_Instructions to follow_: Scan the material and copy every line in which "highlighted" appears.

Saved entries
####################

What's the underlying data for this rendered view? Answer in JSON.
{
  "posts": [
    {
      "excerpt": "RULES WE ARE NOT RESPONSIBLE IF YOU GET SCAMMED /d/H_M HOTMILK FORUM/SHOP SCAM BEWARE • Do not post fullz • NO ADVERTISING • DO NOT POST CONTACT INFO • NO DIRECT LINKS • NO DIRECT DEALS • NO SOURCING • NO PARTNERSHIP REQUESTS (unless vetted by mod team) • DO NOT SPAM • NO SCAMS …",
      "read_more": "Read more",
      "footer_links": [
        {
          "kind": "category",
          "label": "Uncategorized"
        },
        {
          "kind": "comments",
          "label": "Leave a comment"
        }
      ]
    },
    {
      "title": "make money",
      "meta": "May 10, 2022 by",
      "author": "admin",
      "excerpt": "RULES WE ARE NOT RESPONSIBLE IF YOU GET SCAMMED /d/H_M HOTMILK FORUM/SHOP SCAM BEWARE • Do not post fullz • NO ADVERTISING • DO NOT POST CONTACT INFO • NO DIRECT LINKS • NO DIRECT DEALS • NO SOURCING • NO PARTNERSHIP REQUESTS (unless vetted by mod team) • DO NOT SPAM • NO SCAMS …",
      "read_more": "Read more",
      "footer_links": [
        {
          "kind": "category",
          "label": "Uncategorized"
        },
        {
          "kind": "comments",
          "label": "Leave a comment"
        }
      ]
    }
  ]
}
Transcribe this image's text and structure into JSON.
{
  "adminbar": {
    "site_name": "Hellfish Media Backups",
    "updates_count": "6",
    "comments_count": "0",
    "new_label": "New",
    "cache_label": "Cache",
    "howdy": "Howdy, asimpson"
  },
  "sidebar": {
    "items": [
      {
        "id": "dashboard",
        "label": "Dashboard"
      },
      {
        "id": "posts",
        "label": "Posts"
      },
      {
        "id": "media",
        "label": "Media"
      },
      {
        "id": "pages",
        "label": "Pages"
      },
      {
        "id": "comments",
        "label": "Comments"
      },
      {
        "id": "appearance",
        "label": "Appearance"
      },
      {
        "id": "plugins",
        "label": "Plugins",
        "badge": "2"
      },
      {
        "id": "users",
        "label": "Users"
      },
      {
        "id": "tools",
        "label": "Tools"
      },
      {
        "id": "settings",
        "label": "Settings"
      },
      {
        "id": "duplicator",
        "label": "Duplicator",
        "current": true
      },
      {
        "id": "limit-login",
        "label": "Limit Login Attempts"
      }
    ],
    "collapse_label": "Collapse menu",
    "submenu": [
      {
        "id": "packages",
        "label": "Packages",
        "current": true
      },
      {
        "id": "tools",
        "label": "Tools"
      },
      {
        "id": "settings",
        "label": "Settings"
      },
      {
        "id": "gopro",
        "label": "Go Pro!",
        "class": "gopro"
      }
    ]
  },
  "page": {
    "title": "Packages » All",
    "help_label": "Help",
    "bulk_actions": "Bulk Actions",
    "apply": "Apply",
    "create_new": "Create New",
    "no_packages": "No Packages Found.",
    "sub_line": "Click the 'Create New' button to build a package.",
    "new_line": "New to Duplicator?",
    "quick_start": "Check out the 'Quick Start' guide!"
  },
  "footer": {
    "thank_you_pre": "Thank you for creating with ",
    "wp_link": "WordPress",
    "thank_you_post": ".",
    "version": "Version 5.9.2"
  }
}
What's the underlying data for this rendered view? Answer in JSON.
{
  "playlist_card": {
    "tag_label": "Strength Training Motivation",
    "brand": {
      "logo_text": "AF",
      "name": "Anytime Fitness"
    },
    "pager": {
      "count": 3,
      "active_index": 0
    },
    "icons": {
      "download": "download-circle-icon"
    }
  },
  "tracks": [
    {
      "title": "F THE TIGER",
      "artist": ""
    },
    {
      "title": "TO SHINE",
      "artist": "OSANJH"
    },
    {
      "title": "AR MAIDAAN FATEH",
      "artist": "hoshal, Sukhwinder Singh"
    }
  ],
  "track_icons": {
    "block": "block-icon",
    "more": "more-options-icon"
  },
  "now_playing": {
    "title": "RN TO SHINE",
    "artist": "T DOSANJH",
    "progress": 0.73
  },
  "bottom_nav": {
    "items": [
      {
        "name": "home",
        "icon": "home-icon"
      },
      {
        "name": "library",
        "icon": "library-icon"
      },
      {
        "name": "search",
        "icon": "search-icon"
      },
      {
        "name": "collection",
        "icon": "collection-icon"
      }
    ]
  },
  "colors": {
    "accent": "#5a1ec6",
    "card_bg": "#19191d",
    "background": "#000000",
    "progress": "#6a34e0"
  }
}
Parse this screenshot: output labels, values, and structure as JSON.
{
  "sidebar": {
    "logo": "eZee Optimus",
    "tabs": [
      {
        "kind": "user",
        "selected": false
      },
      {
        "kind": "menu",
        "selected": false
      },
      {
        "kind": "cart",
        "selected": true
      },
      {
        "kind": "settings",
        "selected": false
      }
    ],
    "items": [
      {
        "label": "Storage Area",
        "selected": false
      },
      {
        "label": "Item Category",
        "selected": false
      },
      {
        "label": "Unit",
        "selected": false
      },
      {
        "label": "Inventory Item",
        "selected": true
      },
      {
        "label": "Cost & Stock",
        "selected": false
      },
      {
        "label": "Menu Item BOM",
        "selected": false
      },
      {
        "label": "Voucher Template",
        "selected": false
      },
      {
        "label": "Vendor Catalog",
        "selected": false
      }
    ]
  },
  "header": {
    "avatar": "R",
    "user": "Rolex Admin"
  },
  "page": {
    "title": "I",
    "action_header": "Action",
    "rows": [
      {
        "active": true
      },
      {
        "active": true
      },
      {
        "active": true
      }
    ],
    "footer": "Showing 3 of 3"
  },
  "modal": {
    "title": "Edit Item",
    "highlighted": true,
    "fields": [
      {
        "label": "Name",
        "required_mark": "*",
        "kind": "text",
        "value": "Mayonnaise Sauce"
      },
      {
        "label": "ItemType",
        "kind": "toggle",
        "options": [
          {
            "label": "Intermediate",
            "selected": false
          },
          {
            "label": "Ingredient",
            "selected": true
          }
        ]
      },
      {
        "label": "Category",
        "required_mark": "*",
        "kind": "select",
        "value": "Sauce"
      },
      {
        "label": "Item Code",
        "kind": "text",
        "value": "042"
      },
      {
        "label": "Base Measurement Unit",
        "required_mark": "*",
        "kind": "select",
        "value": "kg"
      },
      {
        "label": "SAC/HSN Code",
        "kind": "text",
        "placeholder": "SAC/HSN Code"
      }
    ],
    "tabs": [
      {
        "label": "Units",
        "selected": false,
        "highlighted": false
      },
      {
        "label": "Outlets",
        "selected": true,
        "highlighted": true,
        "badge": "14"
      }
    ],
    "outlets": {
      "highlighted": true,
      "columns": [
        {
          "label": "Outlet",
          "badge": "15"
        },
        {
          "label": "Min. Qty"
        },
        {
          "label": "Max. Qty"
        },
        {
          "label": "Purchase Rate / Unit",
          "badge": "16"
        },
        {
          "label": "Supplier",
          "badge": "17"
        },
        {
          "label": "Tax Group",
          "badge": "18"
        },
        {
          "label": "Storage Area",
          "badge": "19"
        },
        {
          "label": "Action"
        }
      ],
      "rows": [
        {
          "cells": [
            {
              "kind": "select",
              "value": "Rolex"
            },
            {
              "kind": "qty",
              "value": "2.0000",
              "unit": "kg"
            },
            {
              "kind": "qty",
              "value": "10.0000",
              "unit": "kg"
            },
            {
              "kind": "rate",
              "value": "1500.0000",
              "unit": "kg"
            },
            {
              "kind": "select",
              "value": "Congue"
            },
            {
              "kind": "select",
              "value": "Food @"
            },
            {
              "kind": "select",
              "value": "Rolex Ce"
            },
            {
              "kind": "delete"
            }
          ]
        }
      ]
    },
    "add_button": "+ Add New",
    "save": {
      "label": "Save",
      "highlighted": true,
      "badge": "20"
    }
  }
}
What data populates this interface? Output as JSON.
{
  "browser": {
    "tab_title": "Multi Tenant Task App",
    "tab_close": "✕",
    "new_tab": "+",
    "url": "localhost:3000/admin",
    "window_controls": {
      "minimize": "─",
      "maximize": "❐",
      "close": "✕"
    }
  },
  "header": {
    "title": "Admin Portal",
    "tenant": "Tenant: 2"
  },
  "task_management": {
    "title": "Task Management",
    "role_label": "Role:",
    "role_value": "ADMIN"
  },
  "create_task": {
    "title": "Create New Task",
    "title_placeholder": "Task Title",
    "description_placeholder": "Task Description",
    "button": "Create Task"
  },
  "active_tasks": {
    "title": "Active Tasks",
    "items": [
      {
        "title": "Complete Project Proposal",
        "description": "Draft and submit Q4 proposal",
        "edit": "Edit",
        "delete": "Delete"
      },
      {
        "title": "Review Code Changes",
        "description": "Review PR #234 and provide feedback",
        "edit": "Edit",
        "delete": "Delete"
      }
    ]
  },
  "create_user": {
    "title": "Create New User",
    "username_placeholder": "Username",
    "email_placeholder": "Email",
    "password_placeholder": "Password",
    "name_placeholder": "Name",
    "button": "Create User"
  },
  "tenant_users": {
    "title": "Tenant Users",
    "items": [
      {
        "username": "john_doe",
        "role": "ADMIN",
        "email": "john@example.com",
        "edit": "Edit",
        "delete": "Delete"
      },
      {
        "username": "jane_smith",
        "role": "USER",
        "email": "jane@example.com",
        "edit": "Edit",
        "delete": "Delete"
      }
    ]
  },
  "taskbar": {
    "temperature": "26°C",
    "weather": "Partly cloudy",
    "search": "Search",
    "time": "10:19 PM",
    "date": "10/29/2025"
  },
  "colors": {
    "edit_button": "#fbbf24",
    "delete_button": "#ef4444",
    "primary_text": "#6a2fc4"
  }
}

####################

_Full answer_:
    "highlighted": true,
        "highlighted": false
        "highlighted": true,
      "highlighted": true,
      "highlighted": true,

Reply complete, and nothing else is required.